WHAT YOU SHOULD DO:
Can you print every record below exactly as written?
★ ★ ★ ★ ★ ★ ★
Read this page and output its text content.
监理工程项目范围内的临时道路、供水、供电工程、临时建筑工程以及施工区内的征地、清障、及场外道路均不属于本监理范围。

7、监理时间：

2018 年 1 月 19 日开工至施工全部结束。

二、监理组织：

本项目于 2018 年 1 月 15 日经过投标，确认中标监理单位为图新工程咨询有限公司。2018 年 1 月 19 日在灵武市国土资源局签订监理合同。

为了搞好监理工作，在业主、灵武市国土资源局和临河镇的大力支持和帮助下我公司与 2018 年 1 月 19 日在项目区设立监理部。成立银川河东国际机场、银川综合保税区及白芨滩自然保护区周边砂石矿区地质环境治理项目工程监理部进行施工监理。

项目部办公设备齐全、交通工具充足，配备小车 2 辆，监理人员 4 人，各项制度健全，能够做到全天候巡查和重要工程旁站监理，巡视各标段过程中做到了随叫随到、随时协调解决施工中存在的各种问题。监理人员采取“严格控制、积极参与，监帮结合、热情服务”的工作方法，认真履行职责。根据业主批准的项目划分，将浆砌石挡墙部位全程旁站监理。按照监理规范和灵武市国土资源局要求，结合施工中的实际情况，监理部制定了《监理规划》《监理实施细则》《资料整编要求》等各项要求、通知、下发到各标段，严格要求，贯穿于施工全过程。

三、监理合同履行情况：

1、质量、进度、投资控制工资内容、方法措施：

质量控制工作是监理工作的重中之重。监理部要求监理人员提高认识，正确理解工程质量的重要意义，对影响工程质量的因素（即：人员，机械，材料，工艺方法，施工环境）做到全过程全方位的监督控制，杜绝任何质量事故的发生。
★ ★ ★ ★ ★ ★ ★
RESULT:
Read this page and output its text content.
监理工程项目范围内的临时道路、供水、供电工程、临时建筑工程以及施工区内的征地、清障、及场外道路均不属于本监理范围。

7、监理时间：

2018 年 1 月 19 日开工至施工全部结束。

二、监理组织：

本项目于 2018 年 1 月 15 日经过投标，确认中标监理单位为图新工程咨询有限公司。2018 年 1 月 19 日在灵武市国土资源局签订监理合同。

为了搞好监理工作，在业主、灵武市国土资源局和临河镇的大力支持和帮助下我公司与 2018 年 1 月 19 日在项目区设立监理部。成立银川河东国际机场、银川综合保税区及白芨滩自然保护区周边砂石矿区地质环境治理项目工程监理部进行施工监理。

项目部办公设备齐全、交通工具充足，配备小车 2 辆，监理人员 4 人，各项制度健全，能够做到全天候巡查和重要工程旁站监理，巡视各标段过程中做到了随叫随到、随时协调解决施工中存在的各种问题。监理人员采取“严格控制、积极参与，监帮结合、热情服务”的工作方法，认真履行职责。根据业主批准的项目划分，将浆砌石挡墙部位全程旁站监理。按照监理规范和灵武市国土资源局要求，结合施工中的实际情况，监理部制定了《监理规划》《监理实施细则》《资料整编要求》等各项要求、通知、下发到各标段，严格要求，贯穿于施工全过程。

三、监理合同履行情况：

1、质量、进度、投资控制工资内容、方法措施：

质量控制工作是监理工作的重中之重。监理部要求监理人员提高认识，正确理解工程质量的重要意义，对影响工程质量的因素（即：人员，机械，材料，工艺方法，施工环境）做到全过程全方位的监督控制，杜绝任何质量事故的发生。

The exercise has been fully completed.